-- Working data start --
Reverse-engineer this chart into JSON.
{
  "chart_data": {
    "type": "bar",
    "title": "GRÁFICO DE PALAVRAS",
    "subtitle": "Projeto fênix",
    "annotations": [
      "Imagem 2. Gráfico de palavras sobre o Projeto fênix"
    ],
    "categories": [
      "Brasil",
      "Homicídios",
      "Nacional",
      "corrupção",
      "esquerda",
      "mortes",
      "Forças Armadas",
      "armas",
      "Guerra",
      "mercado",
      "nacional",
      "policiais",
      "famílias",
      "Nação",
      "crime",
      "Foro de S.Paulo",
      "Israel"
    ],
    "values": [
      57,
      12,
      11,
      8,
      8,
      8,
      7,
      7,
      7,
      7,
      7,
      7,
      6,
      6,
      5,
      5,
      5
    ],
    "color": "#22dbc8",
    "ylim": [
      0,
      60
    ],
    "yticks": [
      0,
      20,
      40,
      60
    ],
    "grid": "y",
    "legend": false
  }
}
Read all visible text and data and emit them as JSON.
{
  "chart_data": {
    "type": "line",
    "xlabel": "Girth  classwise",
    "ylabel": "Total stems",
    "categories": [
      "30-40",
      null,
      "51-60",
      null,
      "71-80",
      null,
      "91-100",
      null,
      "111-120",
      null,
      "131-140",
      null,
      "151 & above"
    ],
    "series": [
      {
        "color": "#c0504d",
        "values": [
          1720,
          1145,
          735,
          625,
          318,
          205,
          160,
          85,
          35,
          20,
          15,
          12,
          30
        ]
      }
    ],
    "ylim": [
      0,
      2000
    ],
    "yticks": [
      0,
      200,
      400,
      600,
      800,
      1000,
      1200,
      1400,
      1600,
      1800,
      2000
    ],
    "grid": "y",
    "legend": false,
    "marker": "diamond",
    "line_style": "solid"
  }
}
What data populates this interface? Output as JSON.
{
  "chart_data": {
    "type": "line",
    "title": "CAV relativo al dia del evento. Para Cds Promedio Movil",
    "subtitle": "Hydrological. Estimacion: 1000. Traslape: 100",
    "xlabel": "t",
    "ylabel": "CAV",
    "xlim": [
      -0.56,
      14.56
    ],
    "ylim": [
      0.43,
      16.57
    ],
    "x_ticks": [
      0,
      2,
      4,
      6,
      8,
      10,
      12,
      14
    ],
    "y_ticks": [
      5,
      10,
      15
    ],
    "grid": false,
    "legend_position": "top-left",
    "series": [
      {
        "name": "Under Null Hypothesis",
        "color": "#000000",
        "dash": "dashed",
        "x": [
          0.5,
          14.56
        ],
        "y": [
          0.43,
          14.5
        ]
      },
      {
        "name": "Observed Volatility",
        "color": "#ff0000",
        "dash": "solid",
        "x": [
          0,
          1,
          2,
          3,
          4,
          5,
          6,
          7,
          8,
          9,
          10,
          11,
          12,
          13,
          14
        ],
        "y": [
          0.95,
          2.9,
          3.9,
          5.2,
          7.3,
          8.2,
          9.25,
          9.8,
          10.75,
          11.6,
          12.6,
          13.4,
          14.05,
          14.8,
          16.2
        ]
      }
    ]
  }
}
-- Working data end --
— Requirement —
Exactly reproduce every record.

— Reply —
Reverse-engineer this chart into JSON.
{
  "chart_data": {
    "type": "bar",
    "title": "GRÁFICO DE PALAVRAS",
    "subtitle": "Projeto fênix",
    "annotations": [
      "Imagem 2. Gráfico de palavras sobre o Projeto fênix"
    ],
    "categories": [
      "Brasil",
      "Homicídios",
      "Nacional",
      "corrupção",
      "esquerda",
      "mortes",
      "Forças Armadas",
      "armas",
      "Guerra",
      "mercado",
      "nacional",
      "policiais",
      "famílias",
      "Nação",
      "crime",
      "Foro de S.Paulo",
      "Israel"
    ],
    "values": [
      57,
      12,
      11,
      8,
      8,
      8,
      7,
      7,
      7,
      7,
      7,
      7,
      6,
      6,
      5,
      5,
      5
    ],
    "color": "#22dbc8",
    "ylim": [
      0,
      60
    ],
    "yticks": [
      0,
      20,
      40,
      60
    ],
    "grid": "y",
    "legend": false
  }
}
Read all visible text and data and emit them as JSON.
{
  "chart_data": {
    "type": "line",
    "xlabel": "Girth  classwise",
    "ylabel": "Total stems",
    "categories": [
      "30-40",
      null,
      "51-60",
      null,
      "71-80",
      null,
      "91-100",
      null,
      "111-120",
      null,
      "131-140",
      null,
      "151 & above"
    ],
    "series": [
      {
        "color": "#c0504d",
        "values": [
          1720,
          1145,
          735,
          625,
          318,
          205,
          160,
          85,
          35,
          20,
          15,
          12,
          30
        ]
      }
    ],
    "ylim": [
      0,
      2000
    ],
    "yticks": [
      0,
      200,
      400,
      600,
      800,
      1000,
      1200,
      1400,
      1600,
      1800,
      2000
    ],
    "grid": "y",
    "legend": false,
    "marker": "diamond",
    "line_style": "solid"
  }
}
What data populates this interface? Output as JSON.
{
  "chart_data": {
    "type": "line",
    "title": "CAV relativo al dia del evento. Para Cds Promedio Movil",
    "subtitle": "Hydrological. Estimacion: 1000. Traslape: 100",
    "xlabel": "t",
    "ylabel": "CAV",
    "xlim": [
      -0.56,
      14.56
    ],
    "ylim": [
      0.43,
      16.57
    ],
    "x_ticks": [
      0,
      2,
      4,
      6,
      8,
      10,
      12,
      14
    ],
    "y_ticks": [
      5,
      10,
      15
    ],
    "grid": false,
    "legend_position": "top-left",
    "series": [
      {
        "name": "Under Null Hypothesis",
        "color": "#000000",
        "dash": "dashed",
        "x": [
          0.5,
          14.56
        ],
        "y": [
          0.43,
          14.5
        ]
      },
      {
        "name": "Observed Volatility",
        "color": "#ff0000",
        "dash": "solid",
        "x": [
          0,
          1,
          2,
          3,
          4,
          5,
          6,
          7,
          8,
          9,
          10,
          11,
          12,
          13,
          14
        ],
        "y": [
          0.95,
          2.9,
          3.9,
          5.2,
          7.3,
          8.2,
          9.25,
          9.8,
          10.75,
          11.6,
          12.6,
          13.4,
          14.05,
          14.8,
          16.2
        ]
      }
    ]
  }
}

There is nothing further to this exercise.